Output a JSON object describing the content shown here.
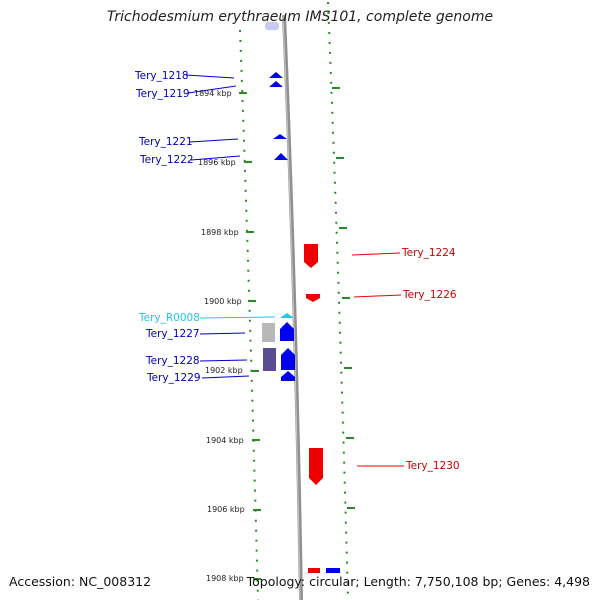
{
  "title": "Trichodesmium erythraeum IMS101, complete genome",
  "footer": {
    "accession": "Accession: NC_008312",
    "summary": "Topology: circular; Length: 7,750,108 bp; Genes: 4,498"
  },
  "colors": {
    "forward_gene": "#0000ee",
    "reverse_gene": "#ee0000",
    "rna_gene": "#22c8e0",
    "backbone": "#909090",
    "ticks": "#2a8a2a",
    "pseudo_grey": "#b8b8b8",
    "pseudo_purple": "#5a4c90"
  },
  "ticks": [
    {
      "label": "1894 kbp"
    },
    {
      "label": "1896 kbp"
    },
    {
      "label": "1898 kbp"
    },
    {
      "label": "1900 kbp"
    },
    {
      "label": "1902 kbp"
    },
    {
      "label": "1904 kbp"
    },
    {
      "label": "1906 kbp"
    },
    {
      "label": "1908 kbp"
    }
  ],
  "genes_left": [
    {
      "name": "Tery_1218",
      "type": "forward"
    },
    {
      "name": "Tery_1219",
      "type": "forward"
    },
    {
      "name": "Tery_1221",
      "type": "forward"
    },
    {
      "name": "Tery_1222",
      "type": "forward"
    },
    {
      "name": "Tery_R0008",
      "type": "rna"
    },
    {
      "name": "Tery_1227",
      "type": "forward"
    },
    {
      "name": "Tery_1228",
      "type": "forward"
    },
    {
      "name": "Tery_1229",
      "type": "forward"
    }
  ],
  "genes_right": [
    {
      "name": "Tery_1224",
      "type": "reverse"
    },
    {
      "name": "Tery_1226",
      "type": "reverse"
    },
    {
      "name": "Tery_1230",
      "type": "reverse"
    }
  ]
}
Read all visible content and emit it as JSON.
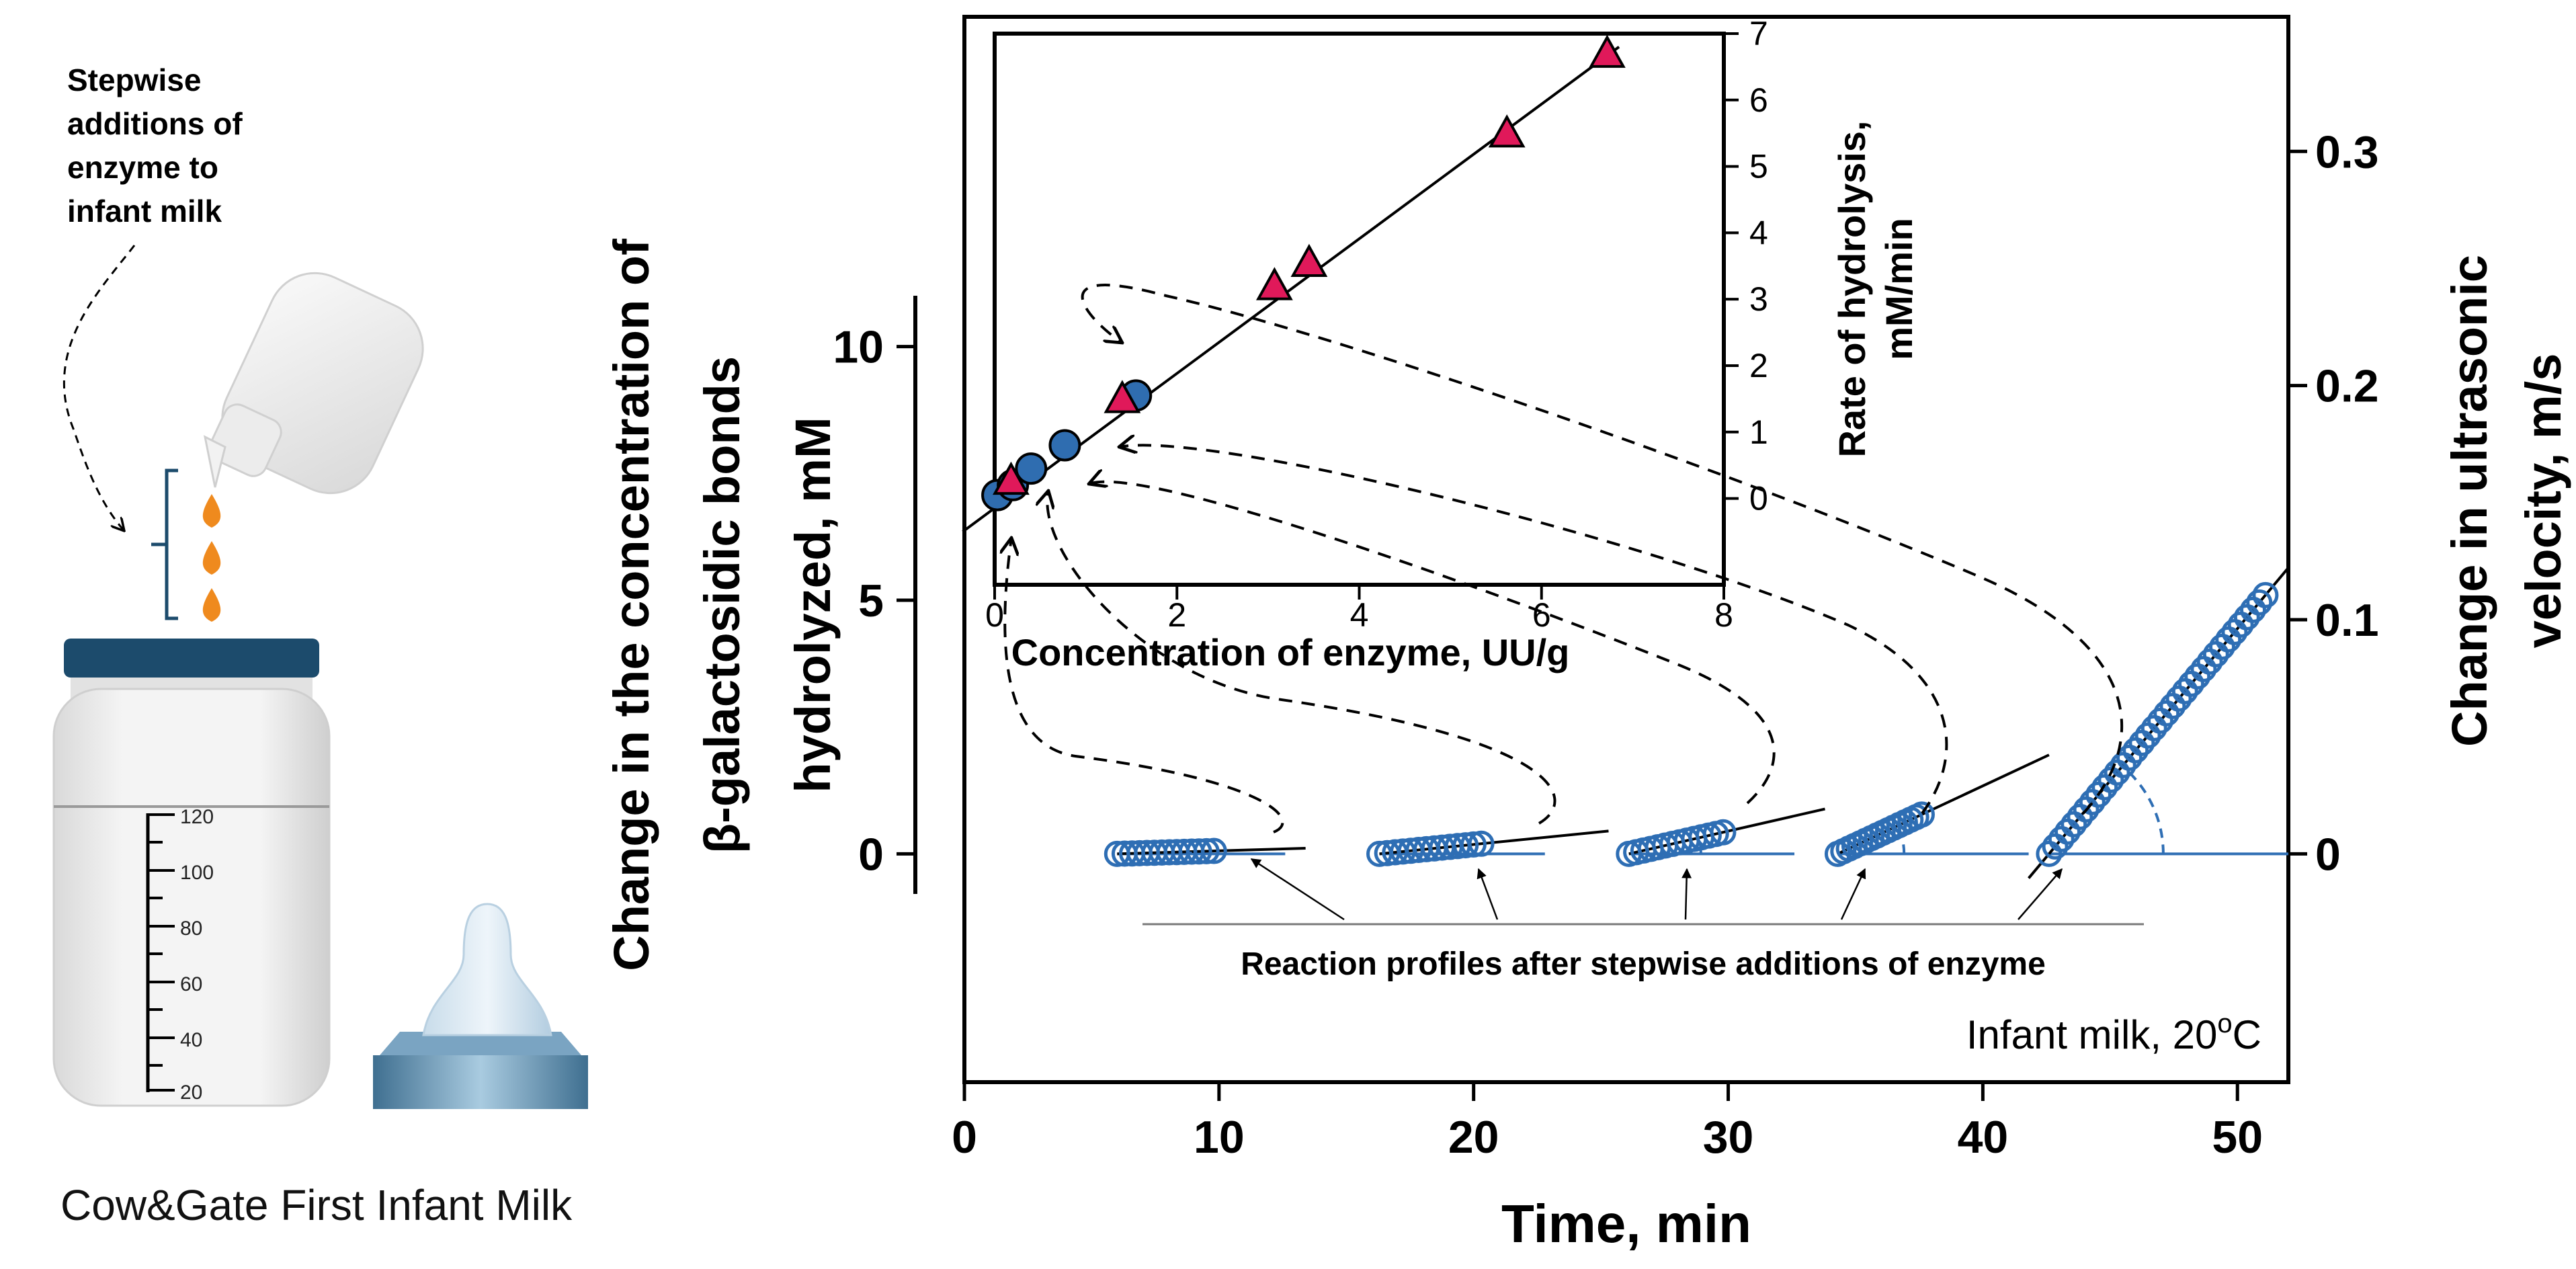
{
  "illustration": {
    "note_lines": [
      "Stepwise",
      "additions of",
      "enzyme to",
      "infant milk"
    ],
    "bottle_scale_labels": [
      "120",
      "100",
      "80",
      "60",
      "40",
      "20"
    ],
    "product_caption": "Cow&Gate First Infant Milk"
  },
  "colors": {
    "circle_blue": "#2e6eb4",
    "fill_blue": "#2f6db0",
    "triangle_red": "#e0195a",
    "drop_orange": "#ef8a1e",
    "cap_navy": "#1c4b6c",
    "axis": "#000000"
  },
  "chart_data": [
    {
      "id": "main",
      "type": "scatter",
      "title": "",
      "xlabel": "Time, min",
      "ylabel_left_lines": [
        "Change in the concentration of",
        "β-galactosidic bonds",
        "hydrolyzed, mM"
      ],
      "ylabel_right_lines": [
        "Change in ultrasonic",
        "velocity, m/s"
      ],
      "xlim": [
        0,
        52
      ],
      "ylim_left": [
        -4.5,
        16.5
      ],
      "ylim_right": [
        -0.0975,
        0.3575
      ],
      "xticks": [
        "0",
        "10",
        "20",
        "30",
        "40",
        "50"
      ],
      "yticks_left": [
        "0",
        "5",
        "10"
      ],
      "yticks_right": [
        "0",
        "0.1",
        "0.2",
        "0.3"
      ],
      "annotation": "Reaction profiles after stepwise additions of enzyme",
      "condition_label": "Infant milk, 20",
      "condition_superscript": "o",
      "condition_unit": "C",
      "series": [
        {
          "name": "addition 1",
          "t_start": 6,
          "t_end": 9.8,
          "n_points": 14,
          "slope_per_min": 0.015,
          "line_t_end": 13.4,
          "baseline_t_end": 12.6
        },
        {
          "name": "addition 2",
          "t_start": 16.3,
          "t_end": 20.3,
          "n_points": 14,
          "slope_per_min": 0.05,
          "line_t_end": 25.3,
          "baseline_t_end": 22.8
        },
        {
          "name": "addition 3",
          "t_start": 26.1,
          "t_end": 29.8,
          "n_points": 14,
          "slope_per_min": 0.115,
          "line_t_end": 33.8,
          "baseline_t_end": 32.6
        },
        {
          "name": "addition 4",
          "t_start": 34.3,
          "t_end": 37.6,
          "n_points": 16,
          "slope_per_min": 0.235,
          "line_t_end": 42.6,
          "baseline_t_end": 41.8
        },
        {
          "name": "addition 5",
          "t_start": 42.6,
          "t_end": 51.1,
          "n_points": 36,
          "slope_per_min": 0.6,
          "line_t_start": 41.8,
          "line_t_end": 52.0,
          "baseline_t_end": 52.0
        }
      ]
    },
    {
      "id": "inset",
      "type": "scatter",
      "xlabel": "Concentration of enzyme, UU/g",
      "ylabel_lines": [
        "Rate of hydrolysis,",
        "mM/min"
      ],
      "xlim": [
        0,
        8
      ],
      "ylim": [
        -1.3,
        7
      ],
      "xticks": [
        "0",
        "2",
        "4",
        "6",
        "8"
      ],
      "yticks": [
        "0",
        "1",
        "2",
        "3",
        "4",
        "5",
        "6",
        "7"
      ],
      "fit_line": {
        "x": [
          -0.35,
          6.85
        ],
        "y": [
          -0.5,
          6.8
        ]
      },
      "series": [
        {
          "name": "circles",
          "marker": "circle",
          "x": [
            0.03,
            0.2,
            0.4,
            0.77,
            1.55
          ],
          "y": [
            0.05,
            0.2,
            0.45,
            0.8,
            1.55
          ]
        },
        {
          "name": "triangles",
          "marker": "triangle",
          "x": [
            0.18,
            1.4,
            3.07,
            3.45,
            5.62,
            6.72
          ],
          "y": [
            0.27,
            1.5,
            3.2,
            3.55,
            5.5,
            6.7
          ]
        }
      ]
    }
  ]
}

#####

Problem to solve -
Return the listing above unaltered, omitting its pictures.

Exercise answer -
Output a JSON object describing the content shown here.
{
  "title": "Trichodesmium erythraeum IMS101, complete genome",
  "footer": {
    "accession": "Accession: NC_008312",
    "summary": "Topology: circular; Length: 7,750,108 bp; Genes: 4,498"
  },
  "colors": {
    "forward_gene": "#0000ee",
    "reverse_gene": "#ee0000",
    "rna_gene": "#22c8e0",
    "backbone": "#909090",
    "ticks": "#2a8a2a",
    "pseudo_grey": "#b8b8b8",
    "pseudo_purple": "#5a4c90"
  },
  "ticks": [
    {
      "label": "1894 kbp"
    },
    {
      "label": "1896 kbp"
    },
    {
      "label": "1898 kbp"
    },
    {
      "label": "1900 kbp"
    },
    {
      "label": "1902 kbp"
    },
    {
      "label": "1904 kbp"
    },
    {
      "label": "1906 kbp"
    },
    {
      "label": "1908 kbp"
    }
  ],
  "genes_left": [
    {
      "name": "Tery_1218",
      "type": "forward"
    },
    {
      "name": "Tery_1219",
      "type": "forward"
    },
    {
      "name": "Tery_1221",
      "type": "forward"
    },
    {
      "name": "Tery_1222",
      "type": "forward"
    },
    {
      "name": "Tery_R0008",
      "type": "rna"
    },
    {
      "name": "Tery_1227",
      "type": "forward"
    },
    {
      "name": "Tery_1228",
      "type": "forward"
    },
    {
      "name": "Tery_1229",
      "type": "forward"
    }
  ],
  "genes_right": [
    {
      "name": "Tery_1224",
      "type": "reverse"
    },
    {
      "name": "Tery_1226",
      "type": "reverse"
    },
    {
      "name": "Tery_1230",
      "type": "reverse"
    }
  ]
}
Read all visible content and emit it as JSON.
{
  "illustration": {
    "note_lines": [
      "Stepwise",
      "additions of",
      "enzyme to",
      "infant milk"
    ],
    "bottle_scale_labels": [
      "120",
      "100",
      "80",
      "60",
      "40",
      "20"
    ],
    "product_caption": "Cow&Gate First Infant Milk"
  },
  "colors": {
    "circle_blue": "#2e6eb4",
    "fill_blue": "#2f6db0",
    "triangle_red": "#e0195a",
    "drop_orange": "#ef8a1e",
    "cap_navy": "#1c4b6c",
    "axis": "#000000"
  },
  "chart_data": [
    {
      "id": "main",
      "type": "scatter",
      "title": "",
      "xlabel": "Time, min",
      "ylabel_left_lines": [
        "Change in the concentration of",
        "β-galactosidic bonds",
        "hydrolyzed, mM"
      ],
      "ylabel_right_lines": [
        "Change in ultrasonic",
        "velocity, m/s"
      ],
      "xlim": [
        0,
        52
      ],
      "ylim_left": [
        -4.5,
        16.5
      ],
      "ylim_right": [
        -0.0975,
        0.3575
      ],
      "xticks": [
        "0",
        "10",
        "20",
        "30",
        "40",
        "50"
      ],
      "yticks_left": [
        "0",
        "5",
        "10"
      ],
      "yticks_right": [
        "0",
        "0.1",
        "0.2",
        "0.3"
      ],
      "annotation": "Reaction profiles after stepwise additions of enzyme",
      "condition_label": "Infant milk, 20",
      "condition_superscript": "o",
      "condition_unit": "C",
      "series": [
        {
          "name": "addition 1",
          "t_start": 6,
          "t_end": 9.8,
          "n_points": 14,
          "slope_per_min": 0.015,
          "line_t_end": 13.4,
          "baseline_t_end": 12.6
        },
        {
          "name": "addition 2",
          "t_start": 16.3,
          "t_end": 20.3,
          "n_points": 14,
          "slope_per_min": 0.05,
          "line_t_end": 25.3,
          "baseline_t_end": 22.8
        },
        {
          "name": "addition 3",
          "t_start": 26.1,
          "t_end": 29.8,
          "n_points": 14,
          "slope_per_min": 0.115,
          "line_t_end": 33.8,
          "baseline_t_end": 32.6
        },
        {
          "name": "addition 4",
          "t_start": 34.3,
          "t_end": 37.6,
          "n_points": 16,
          "slope_per_min": 0.235,
          "line_t_end": 42.6,
          "baseline_t_end": 41.8
        },
        {
          "name": "addition 5",
          "t_start": 42.6,
          "t_end": 51.1,
          "n_points": 36,
          "slope_per_min": 0.6,
          "line_t_start": 41.8,
          "line_t_end": 52.0,
          "baseline_t_end": 52.0
        }
      ]
    },
    {
      "id": "inset",
      "type": "scatter",
      "xlabel": "Concentration of enzyme, UU/g",
      "ylabel_lines": [
        "Rate of hydrolysis,",
        "mM/min"
      ],
      "xlim": [
        0,
        8
      ],
      "ylim": [
        -1.3,
        7
      ],
      "xticks": [
        "0",
        "2",
        "4",
        "6",
        "8"
      ],
      "yticks": [
        "0",
        "1",
        "2",
        "3",
        "4",
        "5",
        "6",
        "7"
      ],
      "fit_line": {
        "x": [
          -0.35,
          6.85
        ],
        "y": [
          -0.5,
          6.8
        ]
      },
      "series": [
        {
          "name": "circles",
          "marker": "circle",
          "x": [
            0.03,
            0.2,
            0.4,
            0.77,
            1.55
          ],
          "y": [
            0.05,
            0.2,
            0.45,
            0.8,
            1.55
          ]
        },
        {
          "name": "triangles",
          "marker": "triangle",
          "x": [
            0.18,
            1.4,
            3.07,
            3.45,
            5.62,
            6.72
          ],
          "y": [
            0.27,
            1.5,
            3.2,
            3.55,
            5.5,
            6.7
          ]
        }
      ]
    }
  ]
}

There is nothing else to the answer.